▸ **Request**
Output all the material that follows, exactly as given.
--- Data listing ---
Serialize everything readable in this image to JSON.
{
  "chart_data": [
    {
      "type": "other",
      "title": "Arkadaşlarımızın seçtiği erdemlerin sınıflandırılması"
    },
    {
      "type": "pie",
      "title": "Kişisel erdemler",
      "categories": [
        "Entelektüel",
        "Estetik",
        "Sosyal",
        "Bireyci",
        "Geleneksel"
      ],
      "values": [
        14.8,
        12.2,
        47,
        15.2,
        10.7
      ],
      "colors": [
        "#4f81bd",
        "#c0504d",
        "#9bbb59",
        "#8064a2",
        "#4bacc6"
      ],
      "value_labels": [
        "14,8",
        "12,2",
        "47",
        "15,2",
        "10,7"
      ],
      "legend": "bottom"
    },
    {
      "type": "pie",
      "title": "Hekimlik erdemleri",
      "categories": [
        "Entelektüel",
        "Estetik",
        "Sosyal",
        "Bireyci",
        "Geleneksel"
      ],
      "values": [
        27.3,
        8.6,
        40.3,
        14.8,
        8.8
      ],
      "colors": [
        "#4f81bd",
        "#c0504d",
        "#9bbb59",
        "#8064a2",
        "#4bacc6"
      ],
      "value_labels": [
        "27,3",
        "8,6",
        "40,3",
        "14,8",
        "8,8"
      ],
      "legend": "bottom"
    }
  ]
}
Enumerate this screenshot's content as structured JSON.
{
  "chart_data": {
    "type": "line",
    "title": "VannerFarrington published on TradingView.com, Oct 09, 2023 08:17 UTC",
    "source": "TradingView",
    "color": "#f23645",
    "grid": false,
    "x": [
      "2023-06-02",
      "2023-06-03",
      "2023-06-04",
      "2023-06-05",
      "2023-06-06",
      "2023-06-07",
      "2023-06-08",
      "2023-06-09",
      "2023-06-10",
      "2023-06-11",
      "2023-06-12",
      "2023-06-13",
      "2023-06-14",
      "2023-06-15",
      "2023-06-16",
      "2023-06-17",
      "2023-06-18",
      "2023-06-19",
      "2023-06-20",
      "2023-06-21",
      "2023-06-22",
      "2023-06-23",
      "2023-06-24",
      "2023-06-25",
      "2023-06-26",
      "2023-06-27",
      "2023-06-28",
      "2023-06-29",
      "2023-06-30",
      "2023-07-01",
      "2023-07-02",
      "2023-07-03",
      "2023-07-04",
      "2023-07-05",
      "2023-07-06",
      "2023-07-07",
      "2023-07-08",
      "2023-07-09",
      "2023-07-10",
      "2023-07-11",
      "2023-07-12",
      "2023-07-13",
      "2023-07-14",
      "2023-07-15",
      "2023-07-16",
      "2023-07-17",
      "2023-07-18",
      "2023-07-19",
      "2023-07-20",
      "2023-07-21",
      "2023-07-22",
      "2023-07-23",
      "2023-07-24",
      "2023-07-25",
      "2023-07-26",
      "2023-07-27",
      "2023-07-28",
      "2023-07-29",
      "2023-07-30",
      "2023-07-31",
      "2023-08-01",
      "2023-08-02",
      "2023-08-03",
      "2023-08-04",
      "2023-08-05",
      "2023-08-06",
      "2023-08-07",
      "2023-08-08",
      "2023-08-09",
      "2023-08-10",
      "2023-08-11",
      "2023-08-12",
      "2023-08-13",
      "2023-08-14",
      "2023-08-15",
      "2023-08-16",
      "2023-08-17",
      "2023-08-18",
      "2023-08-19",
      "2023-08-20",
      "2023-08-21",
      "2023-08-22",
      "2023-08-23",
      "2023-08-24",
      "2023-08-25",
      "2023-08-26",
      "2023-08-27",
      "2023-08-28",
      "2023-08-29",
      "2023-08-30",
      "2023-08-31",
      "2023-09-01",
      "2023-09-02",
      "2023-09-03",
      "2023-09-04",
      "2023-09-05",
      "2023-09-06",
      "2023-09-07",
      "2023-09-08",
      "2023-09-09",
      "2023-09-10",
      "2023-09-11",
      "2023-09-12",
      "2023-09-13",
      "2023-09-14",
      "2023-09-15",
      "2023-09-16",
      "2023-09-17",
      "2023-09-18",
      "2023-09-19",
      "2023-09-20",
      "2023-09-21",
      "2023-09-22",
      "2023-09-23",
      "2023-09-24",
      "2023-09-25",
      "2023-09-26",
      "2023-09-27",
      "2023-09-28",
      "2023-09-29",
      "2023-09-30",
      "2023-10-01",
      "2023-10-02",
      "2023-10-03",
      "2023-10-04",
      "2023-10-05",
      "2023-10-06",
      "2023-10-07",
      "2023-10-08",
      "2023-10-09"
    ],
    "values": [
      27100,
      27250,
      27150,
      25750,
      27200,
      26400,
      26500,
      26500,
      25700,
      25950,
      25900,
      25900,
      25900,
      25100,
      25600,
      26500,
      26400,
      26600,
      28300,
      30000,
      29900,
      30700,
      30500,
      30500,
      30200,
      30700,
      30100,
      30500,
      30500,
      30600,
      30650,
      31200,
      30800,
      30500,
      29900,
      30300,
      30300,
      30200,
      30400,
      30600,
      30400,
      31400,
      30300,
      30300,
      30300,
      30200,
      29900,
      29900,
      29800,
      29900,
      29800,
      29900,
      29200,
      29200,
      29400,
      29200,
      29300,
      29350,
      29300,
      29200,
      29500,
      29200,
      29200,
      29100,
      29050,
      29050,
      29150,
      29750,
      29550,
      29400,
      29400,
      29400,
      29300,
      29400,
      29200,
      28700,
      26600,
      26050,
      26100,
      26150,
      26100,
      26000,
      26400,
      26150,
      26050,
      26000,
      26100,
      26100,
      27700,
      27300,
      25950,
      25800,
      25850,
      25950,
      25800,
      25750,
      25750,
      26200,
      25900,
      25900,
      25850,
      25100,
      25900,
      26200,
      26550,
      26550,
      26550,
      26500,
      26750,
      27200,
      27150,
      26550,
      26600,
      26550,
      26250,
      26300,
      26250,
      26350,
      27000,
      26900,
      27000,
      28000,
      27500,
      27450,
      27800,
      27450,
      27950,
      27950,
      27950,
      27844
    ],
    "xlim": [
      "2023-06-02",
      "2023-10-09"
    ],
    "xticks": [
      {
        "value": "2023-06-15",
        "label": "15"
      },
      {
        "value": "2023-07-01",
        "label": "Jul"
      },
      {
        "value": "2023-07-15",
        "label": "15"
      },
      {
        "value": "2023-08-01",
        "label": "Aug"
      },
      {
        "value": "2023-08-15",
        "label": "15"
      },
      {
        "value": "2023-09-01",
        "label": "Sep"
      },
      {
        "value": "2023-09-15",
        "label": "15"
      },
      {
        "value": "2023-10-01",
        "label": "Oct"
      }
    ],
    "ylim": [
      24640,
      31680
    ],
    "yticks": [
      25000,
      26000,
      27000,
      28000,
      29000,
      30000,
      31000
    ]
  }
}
---
▸ **Final result**
Serialize everything readable in this image to JSON.
{
  "chart_data": [
    {
      "type": "other",
      "title": "Arkadaşlarımızın seçtiği erdemlerin sınıflandırılması"
    },
    {
      "type": "pie",
      "title": "Kişisel erdemler",
      "categories": [
        "Entelektüel",
        "Estetik",
        "Sosyal",
        "Bireyci",
        "Geleneksel"
      ],
      "values": [
        14.8,
        12.2,
        47,
        15.2,
        10.7
      ],
      "colors": [
        "#4f81bd",
        "#c0504d",
        "#9bbb59",
        "#8064a2",
        "#4bacc6"
      ],
      "value_labels": [
        "14,8",
        "12,2",
        "47",
        "15,2",
        "10,7"
      ],
      "legend": "bottom"
    },
    {
      "type": "pie",
      "title": "Hekimlik erdemleri",
      "categories": [
        "Entelektüel",
        "Estetik",
        "Sosyal",
        "Bireyci",
        "Geleneksel"
      ],
      "values": [
        27.3,
        8.6,
        40.3,
        14.8,
        8.8
      ],
      "colors": [
        "#4f81bd",
        "#c0504d",
        "#9bbb59",
        "#8064a2",
        "#4bacc6"
      ],
      "value_labels": [
        "27,3",
        "8,6",
        "40,3",
        "14,8",
        "8,8"
      ],
      "legend": "bottom"
    }
  ]
}
Enumerate this screenshot's content as structured JSON.
{
  "chart_data": {
    "type": "line",
    "title": "VannerFarrington published on TradingView.com, Oct 09, 2023 08:17 UTC",
    "source": "TradingView",
    "color": "#f23645",
    "grid": false,
    "x": [
      "2023-06-02",
      "2023-06-03",
      "2023-06-04",
      "2023-06-05",
      "2023-06-06",
      "2023-06-07",
      "2023-06-08",
      "2023-06-09",
      "2023-06-10",
      "2023-06-11",
      "2023-06-12",
      "2023-06-13",
      "2023-06-14",
      "2023-06-15",
      "2023-06-16",
      "2023-06-17",
      "2023-06-18",
      "2023-06-19",
      "2023-06-20",
      "2023-06-21",
      "2023-06-22",
      "2023-06-23",
      "2023-06-24",
      "2023-06-25",
      "2023-06-26",
      "2023-06-27",
      "2023-06-28",
      "2023-06-29",
      "2023-06-30",
      "2023-07-01",
      "2023-07-02",
      "2023-07-03",
      "2023-07-04",
      "2023-07-05",
      "2023-07-06",
      "2023-07-07",
      "2023-07-08",
      "2023-07-09",
      "2023-07-10",
      "2023-07-11",
      "2023-07-12",
      "2023-07-13",
      "2023-07-14",
      "2023-07-15",
      "2023-07-16",
      "2023-07-17",
      "2023-07-18",
      "2023-07-19",
      "2023-07-20",
      "2023-07-21",
      "2023-07-22",
      "2023-07-23",
      "2023-07-24",
      "2023-07-25",
      "2023-07-26",
      "2023-07-27",
      "2023-07-28",
      "2023-07-29",
      "2023-07-30",
      "2023-07-31",
      "2023-08-01",
      "2023-08-02",
      "2023-08-03",
      "2023-08-04",
      "2023-08-05",
      "2023-08-06",
      "2023-08-07",
      "2023-08-08",
      "2023-08-09",
      "2023-08-10",
      "2023-08-11",
      "2023-08-12",
      "2023-08-13",
      "2023-08-14",
      "2023-08-15",
      "2023-08-16",
      "2023-08-17",
      "2023-08-18",
      "2023-08-19",
      "2023-08-20",
      "2023-08-21",
      "2023-08-22",
      "2023-08-23",
      "2023-08-24",
      "2023-08-25",
      "2023-08-26",
      "2023-08-27",
      "2023-08-28",
      "2023-08-29",
      "2023-08-30",
      "2023-08-31",
      "2023-09-01",
      "2023-09-02",
      "2023-09-03",
      "2023-09-04",
      "2023-09-05",
      "2023-09-06",
      "2023-09-07",
      "2023-09-08",
      "2023-09-09",
      "2023-09-10",
      "2023-09-11",
      "2023-09-12",
      "2023-09-13",
      "2023-09-14",
      "2023-09-15",
      "2023-09-16",
      "2023-09-17",
      "2023-09-18",
      "2023-09-19",
      "2023-09-20",
      "2023-09-21",
      "2023-09-22",
      "2023-09-23",
      "2023-09-24",
      "2023-09-25",
      "2023-09-26",
      "2023-09-27",
      "2023-09-28",
      "2023-09-29",
      "2023-09-30",
      "2023-10-01",
      "2023-10-02",
      "2023-10-03",
      "2023-10-04",
      "2023-10-05",
      "2023-10-06",
      "2023-10-07",
      "2023-10-08",
      "2023-10-09"
    ],
    "values": [
      27100,
      27250,
      27150,
      25750,
      27200,
      26400,
      26500,
      26500,
      25700,
      25950,
      25900,
      25900,
      25900,
      25100,
      25600,
      26500,
      26400,
      26600,
      28300,
      30000,
      29900,
      30700,
      30500,
      30500,
      30200,
      30700,
      30100,
      30500,
      30500,
      30600,
      30650,
      31200,
      30800,
      30500,
      29900,
      30300,
      30300,
      30200,
      30400,
      30600,
      30400,
      31400,
      30300,
      30300,
      30300,
      30200,
      29900,
      29900,
      29800,
      29900,
      29800,
      29900,
      29200,
      29200,
      29400,
      29200,
      29300,
      29350,
      29300,
      29200,
      29500,
      29200,
      29200,
      29100,
      29050,
      29050,
      29150,
      29750,
      29550,
      29400,
      29400,
      29400,
      29300,
      29400,
      29200,
      28700,
      26600,
      26050,
      26100,
      26150,
      26100,
      26000,
      26400,
      26150,
      26050,
      26000,
      26100,
      26100,
      27700,
      27300,
      25950,
      25800,
      25850,
      25950,
      25800,
      25750,
      25750,
      26200,
      25900,
      25900,
      25850,
      25100,
      25900,
      26200,
      26550,
      26550,
      26550,
      26500,
      26750,
      27200,
      27150,
      26550,
      26600,
      26550,
      26250,
      26300,
      26250,
      26350,
      27000,
      26900,
      27000,
      28000,
      27500,
      27450,
      27800,
      27450,
      27950,
      27950,
      27950,
      27844
    ],
    "xlim": [
      "2023-06-02",
      "2023-10-09"
    ],
    "xticks": [
      {
        "value": "2023-06-15",
        "label": "15"
      },
      {
        "value": "2023-07-01",
        "label": "Jul"
      },
      {
        "value": "2023-07-15",
        "label": "15"
      },
      {
        "value": "2023-08-01",
        "label": "Aug"
      },
      {
        "value": "2023-08-15",
        "label": "15"
      },
      {
        "value": "2023-09-01",
        "label": "Sep"
      },
      {
        "value": "2023-09-15",
        "label": "15"
      },
      {
        "value": "2023-10-01",
        "label": "Oct"
      }
    ],
    "ylim": [
      24640,
      31680
    ],
    "yticks": [
      25000,
      26000,
      27000,
      28000,
      29000,
      30000,
      31000
    ]
  }
}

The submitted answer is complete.